As writer Cheryl K. Chumley explained in a 2009 Capital Research Center article, “[h]aving gotten out of the market at precisely the right time, the Sandlers are flush with cash, and they are throwing mountains of money around in an effort to make America more liberal.”[13] According to Chumley, in 2004, the Sandlers donated “$13 million dollars to pro-John Kerry 527 organizations– including $2.5 million to the MoveOn.org Voter Fund.”[14]

After Senator Kerry lost the 2004 Presidential election, the Sandlers increased their efforts to spread liberalism. They started by joining George Soros’ far-left Democracy Alliance.[15] The Democracy Alliance is a collection of billionaires “whose mission [is] to avoid future political defeats by building an organizational infrastructure of liberal think-tanks, leadership schools and media outlets to rival the imagined ‘vast right wing conspiracy.’”[16]

From 2003-2009, the Sandlers donated approximately $250 million to liberal non-profits and advocacy groups.[17] According to Cheryl K. Chumley in a Capital Research Center article:[18]
[the Sandlers’] Grants have gone to a constellation of left-liberal public interest groups and foundations, including Media Matters for America, John Podesta’s Center for American Progress, the William J. Clinton Foundation, Tides Foundation, Center for Community Change, Center on Budget and Policy Priorities, Drum Major Institute for Public Policy, Center for Responsible Lending, Natural Resources Defense Council, Environmental Defense Fund, Pew Charitable Trusts, and two ACORN affiliates, Project Vote and the American Institute for Social Justice.

TASK REQUIREMENTS –
(1) Answer these questions using the passage on the Sandlers' political giving:
(a) How much did the Sandlers donate to pro-John Kerry 527 organizations in 2004?
(b) What group did the Sandlers join after Senator Kerry lost the 2004 Presidential election?
(c) Approximately how much did the Sandlers donate to liberal non-profits and advocacy groups from 2003 to 2009?
(2) Summarize the passage on the Sandlers' political giving in two sentences.

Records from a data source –

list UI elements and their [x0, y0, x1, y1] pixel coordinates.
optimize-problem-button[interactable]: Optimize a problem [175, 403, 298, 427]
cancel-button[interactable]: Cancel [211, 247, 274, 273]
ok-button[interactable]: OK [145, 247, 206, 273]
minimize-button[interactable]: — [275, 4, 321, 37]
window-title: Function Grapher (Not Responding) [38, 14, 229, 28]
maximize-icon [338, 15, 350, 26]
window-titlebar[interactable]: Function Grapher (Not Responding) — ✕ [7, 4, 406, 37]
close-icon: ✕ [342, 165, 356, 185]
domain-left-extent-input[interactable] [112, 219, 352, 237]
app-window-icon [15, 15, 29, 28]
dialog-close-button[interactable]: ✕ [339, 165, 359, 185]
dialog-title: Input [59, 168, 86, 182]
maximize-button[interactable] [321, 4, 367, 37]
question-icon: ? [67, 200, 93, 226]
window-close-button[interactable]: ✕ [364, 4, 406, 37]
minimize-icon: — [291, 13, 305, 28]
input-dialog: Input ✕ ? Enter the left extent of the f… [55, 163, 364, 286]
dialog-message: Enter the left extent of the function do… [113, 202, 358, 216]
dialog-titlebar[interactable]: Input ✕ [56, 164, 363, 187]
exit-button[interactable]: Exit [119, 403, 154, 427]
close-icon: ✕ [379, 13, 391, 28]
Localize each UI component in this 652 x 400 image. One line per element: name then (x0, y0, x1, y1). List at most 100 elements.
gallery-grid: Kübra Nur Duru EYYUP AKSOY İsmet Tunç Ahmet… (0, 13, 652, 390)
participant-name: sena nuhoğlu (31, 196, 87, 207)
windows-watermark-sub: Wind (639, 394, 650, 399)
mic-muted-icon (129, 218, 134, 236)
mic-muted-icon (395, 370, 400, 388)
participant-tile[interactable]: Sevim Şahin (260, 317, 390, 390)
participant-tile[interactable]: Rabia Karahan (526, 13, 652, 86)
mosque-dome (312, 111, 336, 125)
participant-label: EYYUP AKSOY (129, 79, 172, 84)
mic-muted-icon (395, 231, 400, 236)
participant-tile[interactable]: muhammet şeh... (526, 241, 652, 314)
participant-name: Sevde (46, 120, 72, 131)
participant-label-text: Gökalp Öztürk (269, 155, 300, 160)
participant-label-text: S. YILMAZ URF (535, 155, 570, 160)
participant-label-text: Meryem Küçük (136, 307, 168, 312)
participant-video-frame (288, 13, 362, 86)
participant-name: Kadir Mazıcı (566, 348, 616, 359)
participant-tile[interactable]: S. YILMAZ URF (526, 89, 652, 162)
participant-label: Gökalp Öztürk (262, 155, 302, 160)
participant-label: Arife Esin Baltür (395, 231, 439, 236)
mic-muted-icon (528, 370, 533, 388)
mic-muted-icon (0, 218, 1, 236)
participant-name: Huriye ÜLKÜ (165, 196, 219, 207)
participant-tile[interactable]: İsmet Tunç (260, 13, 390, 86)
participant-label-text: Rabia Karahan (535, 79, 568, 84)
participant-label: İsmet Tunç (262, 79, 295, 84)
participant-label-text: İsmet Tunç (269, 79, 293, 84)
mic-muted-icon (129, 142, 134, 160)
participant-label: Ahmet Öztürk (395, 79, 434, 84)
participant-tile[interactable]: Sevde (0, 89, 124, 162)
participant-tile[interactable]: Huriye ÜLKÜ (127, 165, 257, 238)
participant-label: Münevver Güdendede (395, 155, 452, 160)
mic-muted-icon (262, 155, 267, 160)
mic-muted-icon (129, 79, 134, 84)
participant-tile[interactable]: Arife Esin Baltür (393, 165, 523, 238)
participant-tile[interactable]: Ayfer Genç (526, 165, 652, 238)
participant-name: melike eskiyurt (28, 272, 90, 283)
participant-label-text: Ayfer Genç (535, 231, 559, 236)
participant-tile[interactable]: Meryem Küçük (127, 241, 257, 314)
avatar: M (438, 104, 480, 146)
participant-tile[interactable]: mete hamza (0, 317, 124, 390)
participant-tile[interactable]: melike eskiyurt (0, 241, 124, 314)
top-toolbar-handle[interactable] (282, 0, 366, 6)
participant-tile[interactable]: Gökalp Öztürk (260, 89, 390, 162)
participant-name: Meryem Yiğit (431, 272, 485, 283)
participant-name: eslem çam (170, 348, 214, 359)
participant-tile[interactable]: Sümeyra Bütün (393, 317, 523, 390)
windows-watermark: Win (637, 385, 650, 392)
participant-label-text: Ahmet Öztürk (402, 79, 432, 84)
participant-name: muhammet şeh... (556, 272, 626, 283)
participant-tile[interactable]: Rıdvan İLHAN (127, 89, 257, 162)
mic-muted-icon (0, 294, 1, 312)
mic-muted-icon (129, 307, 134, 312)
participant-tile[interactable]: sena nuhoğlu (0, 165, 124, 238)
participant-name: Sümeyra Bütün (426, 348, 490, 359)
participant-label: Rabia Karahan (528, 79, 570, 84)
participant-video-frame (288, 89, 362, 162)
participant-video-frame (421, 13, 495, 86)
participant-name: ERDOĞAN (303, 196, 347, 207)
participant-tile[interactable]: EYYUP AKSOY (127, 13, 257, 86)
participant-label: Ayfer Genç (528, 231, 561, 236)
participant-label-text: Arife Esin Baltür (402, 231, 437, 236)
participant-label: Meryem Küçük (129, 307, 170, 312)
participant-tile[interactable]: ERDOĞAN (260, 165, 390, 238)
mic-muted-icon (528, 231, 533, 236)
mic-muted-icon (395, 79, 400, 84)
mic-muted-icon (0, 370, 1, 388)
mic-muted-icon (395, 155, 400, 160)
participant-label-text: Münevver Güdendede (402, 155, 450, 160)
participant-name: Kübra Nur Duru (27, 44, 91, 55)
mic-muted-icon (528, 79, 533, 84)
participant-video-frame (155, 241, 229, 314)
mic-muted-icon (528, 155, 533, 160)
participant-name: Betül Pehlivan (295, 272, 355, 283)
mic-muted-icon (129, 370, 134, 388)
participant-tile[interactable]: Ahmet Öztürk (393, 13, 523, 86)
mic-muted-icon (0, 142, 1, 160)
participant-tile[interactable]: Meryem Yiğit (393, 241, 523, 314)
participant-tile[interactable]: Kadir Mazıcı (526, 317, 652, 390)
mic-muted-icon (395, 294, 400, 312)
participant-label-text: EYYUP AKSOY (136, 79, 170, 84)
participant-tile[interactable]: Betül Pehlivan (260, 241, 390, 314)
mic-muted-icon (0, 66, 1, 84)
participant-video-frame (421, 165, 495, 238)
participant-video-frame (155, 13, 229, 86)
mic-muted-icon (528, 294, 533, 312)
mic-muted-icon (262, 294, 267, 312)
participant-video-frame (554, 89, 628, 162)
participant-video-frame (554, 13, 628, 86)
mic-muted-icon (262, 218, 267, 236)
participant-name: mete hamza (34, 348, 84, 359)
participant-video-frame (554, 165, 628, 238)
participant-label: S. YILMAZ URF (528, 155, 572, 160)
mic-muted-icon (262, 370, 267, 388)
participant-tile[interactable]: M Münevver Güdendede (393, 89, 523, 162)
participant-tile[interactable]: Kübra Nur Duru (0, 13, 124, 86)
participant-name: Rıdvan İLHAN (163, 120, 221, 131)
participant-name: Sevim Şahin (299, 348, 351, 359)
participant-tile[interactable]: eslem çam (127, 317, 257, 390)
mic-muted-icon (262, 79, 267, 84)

RESULTS OF THE EXERCISE –
(1)
(a) $13 million.
(b) George Soros' Democracy Alliance.
(c) Approximately $250 million.

(2) According to writer Cheryl K. Chumley, the Sandlers donated $13 million to pro-John Kerry 527 organizations in 2004, including $2.5 million to the MoveOn.org Voter Fund. After Kerry lost that election, they joined George Soros' Democracy Alliance, and from 2003 to 2009 they gave approximately $250 million to liberal non-profits and advocacy groups such as Media Matters for America and the Center for American Progress.